→ EXERCISE DETAILS: Within the records that follow, find every line containing the string "المعنى". Copy those lines.

Items from a dataset
>> Begin

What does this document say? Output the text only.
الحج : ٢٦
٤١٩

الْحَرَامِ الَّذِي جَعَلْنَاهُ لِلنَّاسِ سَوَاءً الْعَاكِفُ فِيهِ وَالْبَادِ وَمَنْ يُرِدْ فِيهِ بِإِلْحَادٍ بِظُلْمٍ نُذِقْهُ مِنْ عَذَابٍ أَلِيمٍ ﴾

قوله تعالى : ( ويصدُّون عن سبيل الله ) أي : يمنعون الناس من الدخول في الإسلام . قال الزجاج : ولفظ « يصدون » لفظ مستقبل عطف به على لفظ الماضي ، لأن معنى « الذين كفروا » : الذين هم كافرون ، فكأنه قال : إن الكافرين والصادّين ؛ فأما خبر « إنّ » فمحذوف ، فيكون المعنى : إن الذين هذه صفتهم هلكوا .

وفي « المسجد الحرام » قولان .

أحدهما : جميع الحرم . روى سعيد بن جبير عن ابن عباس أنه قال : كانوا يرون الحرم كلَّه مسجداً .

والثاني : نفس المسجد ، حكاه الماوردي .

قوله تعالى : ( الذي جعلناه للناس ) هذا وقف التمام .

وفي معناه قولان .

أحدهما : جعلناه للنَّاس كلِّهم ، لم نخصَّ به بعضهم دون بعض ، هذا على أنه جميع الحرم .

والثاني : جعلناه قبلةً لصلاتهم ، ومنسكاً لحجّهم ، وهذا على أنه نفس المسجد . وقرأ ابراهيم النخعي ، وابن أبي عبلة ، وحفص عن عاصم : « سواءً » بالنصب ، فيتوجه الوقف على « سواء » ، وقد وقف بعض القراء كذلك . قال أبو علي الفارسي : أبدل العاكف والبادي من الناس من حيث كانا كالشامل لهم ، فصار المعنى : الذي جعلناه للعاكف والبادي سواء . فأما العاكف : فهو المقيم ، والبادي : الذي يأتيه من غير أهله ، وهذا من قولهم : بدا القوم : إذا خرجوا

>> End

→ THE SOLUTION:
قوله تعالى : ( ويصدُّون عن سبيل الله ) أي : يمنعون الناس من الدخول في الإسلام . قال الزجاج : ولفظ « يصدون » لفظ مستقبل عطف به على لفظ الماضي ، لأن معنى « الذين كفروا » : الذين هم كافرون ، فكأنه قال : إن الكافرين والصادّين ؛ فأما خبر « إنّ » فمحذوف ، فيكون المعنى : إن الذين هذه صفتهم هلكوا .
والثاني : جعلناه قبلةً لصلاتهم ، ومنسكاً لحجّهم ، وهذا على أنه نفس المسجد . وقرأ ابراهيم النخعي ، وابن أبي عبلة ، وحفص عن عاصم : « سواءً » بالنصب ، فيتوجه الوقف على « سواء » ، وقد وقف بعض القراء كذلك . قال أبو علي الفارسي : أبدل العاكف والبادي من الناس من حيث كانا كالشامل لهم ، فصار المعنى : الذي جعلناه للعاكف والبادي سواء . فأما العاكف : فهو المقيم ، والبادي : الذي يأتيه من غير أهله ، وهذا من قولهم : بدا القوم : إذا خرجوا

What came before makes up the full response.